▶ **DESCRIPTION OF THE TASK**
The entries below are to be repeated exactly as they stand.

▶ **EXCERPTED DATA**

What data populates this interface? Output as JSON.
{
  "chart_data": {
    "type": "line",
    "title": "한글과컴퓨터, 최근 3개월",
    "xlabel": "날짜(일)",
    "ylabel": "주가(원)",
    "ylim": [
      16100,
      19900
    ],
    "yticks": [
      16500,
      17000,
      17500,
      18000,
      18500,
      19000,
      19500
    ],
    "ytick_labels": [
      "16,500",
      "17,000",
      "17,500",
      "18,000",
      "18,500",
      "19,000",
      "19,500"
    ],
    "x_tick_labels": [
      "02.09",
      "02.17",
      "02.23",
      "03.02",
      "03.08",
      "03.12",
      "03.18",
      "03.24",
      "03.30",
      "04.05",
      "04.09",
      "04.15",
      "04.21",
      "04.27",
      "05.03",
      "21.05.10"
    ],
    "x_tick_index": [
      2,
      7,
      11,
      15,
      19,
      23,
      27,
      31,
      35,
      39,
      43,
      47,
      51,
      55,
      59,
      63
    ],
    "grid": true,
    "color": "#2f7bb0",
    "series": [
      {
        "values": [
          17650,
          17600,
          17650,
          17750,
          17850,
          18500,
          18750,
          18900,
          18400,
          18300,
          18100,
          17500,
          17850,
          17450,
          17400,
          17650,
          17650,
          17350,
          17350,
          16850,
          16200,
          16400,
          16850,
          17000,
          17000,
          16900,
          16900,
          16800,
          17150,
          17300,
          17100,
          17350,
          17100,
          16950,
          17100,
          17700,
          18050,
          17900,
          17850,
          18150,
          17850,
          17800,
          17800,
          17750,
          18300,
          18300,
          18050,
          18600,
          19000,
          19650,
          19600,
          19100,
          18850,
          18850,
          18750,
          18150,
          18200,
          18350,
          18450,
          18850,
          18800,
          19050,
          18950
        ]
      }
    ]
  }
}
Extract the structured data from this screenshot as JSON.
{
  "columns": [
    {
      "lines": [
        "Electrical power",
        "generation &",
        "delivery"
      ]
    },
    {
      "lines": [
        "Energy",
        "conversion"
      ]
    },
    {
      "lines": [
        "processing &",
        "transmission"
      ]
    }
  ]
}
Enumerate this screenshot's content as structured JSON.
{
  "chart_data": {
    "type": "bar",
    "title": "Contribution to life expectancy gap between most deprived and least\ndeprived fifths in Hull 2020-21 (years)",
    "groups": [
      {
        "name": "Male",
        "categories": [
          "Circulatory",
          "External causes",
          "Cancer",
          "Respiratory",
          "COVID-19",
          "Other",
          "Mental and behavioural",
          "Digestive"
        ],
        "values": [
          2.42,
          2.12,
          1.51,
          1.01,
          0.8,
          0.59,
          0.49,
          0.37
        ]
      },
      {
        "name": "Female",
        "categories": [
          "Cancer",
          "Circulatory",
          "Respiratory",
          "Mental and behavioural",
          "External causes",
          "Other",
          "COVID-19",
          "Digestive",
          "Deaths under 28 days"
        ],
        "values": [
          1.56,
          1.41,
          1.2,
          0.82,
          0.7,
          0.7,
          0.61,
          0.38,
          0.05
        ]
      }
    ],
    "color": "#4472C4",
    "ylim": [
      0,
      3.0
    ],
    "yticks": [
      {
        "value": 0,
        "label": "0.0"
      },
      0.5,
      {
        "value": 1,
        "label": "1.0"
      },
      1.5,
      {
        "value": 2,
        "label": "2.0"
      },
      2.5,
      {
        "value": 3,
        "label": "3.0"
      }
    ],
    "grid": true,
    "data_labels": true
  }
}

▶ **COMPLETED TASK**
What data populates this interface? Output as JSON.
{
  "chart_data": {
    "type": "line",
    "title": "한글과컴퓨터, 최근 3개월",
    "xlabel": "날짜(일)",
    "ylabel": "주가(원)",
    "ylim": [
      16100,
      19900
    ],
    "yticks": [
      16500,
      17000,
      17500,
      18000,
      18500,
      19000,
      19500
    ],
    "ytick_labels": [
      "16,500",
      "17,000",
      "17,500",
      "18,000",
      "18,500",
      "19,000",
      "19,500"
    ],
    "x_tick_labels": [
      "02.09",
      "02.17",
      "02.23",
      "03.02",
      "03.08",
      "03.12",
      "03.18",
      "03.24",
      "03.30",
      "04.05",
      "04.09",
      "04.15",
      "04.21",
      "04.27",
      "05.03",
      "21.05.10"
    ],
    "x_tick_index": [
      2,
      7,
      11,
      15,
      19,
      23,
      27,
      31,
      35,
      39,
      43,
      47,
      51,
      55,
      59,
      63
    ],
    "grid": true,
    "color": "#2f7bb0",
    "series": [
      {
        "values": [
          17650,
          17600,
          17650,
          17750,
          17850,
          18500,
          18750,
          18900,
          18400,
          18300,
          18100,
          17500,
          17850,
          17450,
          17400,
          17650,
          17650,
          17350,
          17350,
          16850,
          16200,
          16400,
          16850,
          17000,
          17000,
          16900,
          16900,
          16800,
          17150,
          17300,
          17100,
          17350,
          17100,
          16950,
          17100,
          17700,
          18050,
          17900,
          17850,
          18150,
          17850,
          17800,
          17800,
          17750,
          18300,
          18300,
          18050,
          18600,
          19000,
          19650,
          19600,
          19100,
          18850,
          18850,
          18750,
          18150,
          18200,
          18350,
          18450,
          18850,
          18800,
          19050,
          18950
        ]
      }
    ]
  }
}
Extract the structured data from this screenshot as JSON.
{
  "columns": [
    {
      "lines": [
        "Electrical power",
        "generation &",
        "delivery"
      ]
    },
    {
      "lines": [
        "Energy",
        "conversion"
      ]
    },
    {
      "lines": [
        "processing &",
        "transmission"
      ]
    }
  ]
}
Enumerate this screenshot's content as structured JSON.
{
  "chart_data": {
    "type": "bar",
    "title": "Contribution to life expectancy gap between most deprived and least\ndeprived fifths in Hull 2020-21 (years)",
    "groups": [
      {
        "name": "Male",
        "categories": [
          "Circulatory",
          "External causes",
          "Cancer",
          "Respiratory",
          "COVID-19",
          "Other",
          "Mental and behavioural",
          "Digestive"
        ],
        "values": [
          2.42,
          2.12,
          1.51,
          1.01,
          0.8,
          0.59,
          0.49,
          0.37
        ]
      },
      {
        "name": "Female",
        "categories": [
          "Cancer",
          "Circulatory",
          "Respiratory",
          "Mental and behavioural",
          "External causes",
          "Other",
          "COVID-19",
          "Digestive",
          "Deaths under 28 days"
        ],
        "values": [
          1.56,
          1.41,
          1.2,
          0.82,
          0.7,
          0.7,
          0.61,
          0.38,
          0.05
        ]
      }
    ],
    "color": "#4472C4",
    "ylim": [
      0,
      3.0
    ],
    "yticks": [
      {
        "value": 0,
        "label": "0.0"
      },
      0.5,
      {
        "value": 1,
        "label": "1.0"
      },
      1.5,
      {
        "value": 2,
        "label": "2.0"
      },
      2.5,
      {
        "value": 3,
        "label": "3.0"
      }
    ],
    "grid": true,
    "data_labels": true
  }
}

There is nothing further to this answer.